▶ [Task requirements]:
The entries below need to be written out exactly, with no pictures included.

▶ [Dataset entries]:
** BEGIN **

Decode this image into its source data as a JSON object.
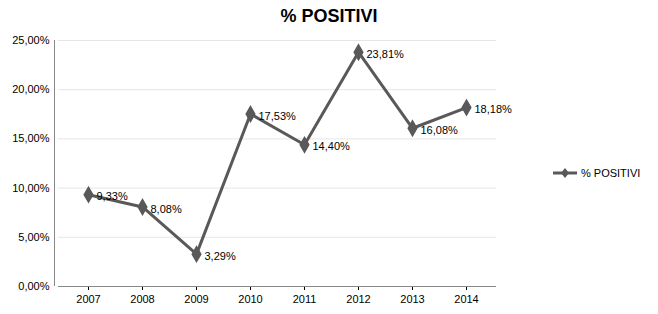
{
  "chart_data": {
    "type": "line",
    "title": "% POSITIVI",
    "categories": [
      "2007",
      "2008",
      "2009",
      "2010",
      "2011",
      "2012",
      "2013",
      "2014"
    ],
    "series": [
      {
        "name": "% POSITIVI",
        "color": "#595959",
        "marker": "diamond",
        "values": [
          9.33,
          8.08,
          3.29,
          17.53,
          14.4,
          23.81,
          16.08,
          18.18
        ],
        "value_labels": [
          "9,33%",
          "8,08%",
          "3,29%",
          "17,53%",
          "14,40%",
          "23,81%",
          "16,08%",
          "18,18%"
        ]
      }
    ],
    "ylim": [
      0,
      25
    ],
    "yticks": [
      {
        "value": 0,
        "label": "0,00%"
      },
      {
        "value": 5,
        "label": "5,00%"
      },
      {
        "value": 10,
        "label": "10,00%"
      },
      {
        "value": 15,
        "label": "15,00%"
      },
      {
        "value": 20,
        "label": "20,00%"
      },
      {
        "value": 25,
        "label": "25,00%"
      }
    ],
    "grid": true,
    "data_labels": true,
    "legend": "right"
  }
}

** END **

▶ [Response for this exercise]:
Decode this image into its source data as a JSON object.
{
  "chart_data": {
    "type": "line",
    "title": "% POSITIVI",
    "categories": [
      "2007",
      "2008",
      "2009",
      "2010",
      "2011",
      "2012",
      "2013",
      "2014"
    ],
    "series": [
      {
        "name": "% POSITIVI",
        "color": "#595959",
        "marker": "diamond",
        "values": [
          9.33,
          8.08,
          3.29,
          17.53,
          14.4,
          23.81,
          16.08,
          18.18
        ],
        "value_labels": [
          "9,33%",
          "8,08%",
          "3,29%",
          "17,53%",
          "14,40%",
          "23,81%",
          "16,08%",
          "18,18%"
        ]
      }
    ],
    "ylim": [
      0,
      25
    ],
    "yticks": [
      {
        "value": 0,
        "label": "0,00%"
      },
      {
        "value": 5,
        "label": "5,00%"
      },
      {
        "value": 10,
        "label": "10,00%"
      },
      {
        "value": 15,
        "label": "15,00%"
      },
      {
        "value": 20,
        "label": "20,00%"
      },
      {
        "value": 25,
        "label": "25,00%"
      }
    ],
    "grid": true,
    "data_labels": true,
    "legend": "right"
  }
}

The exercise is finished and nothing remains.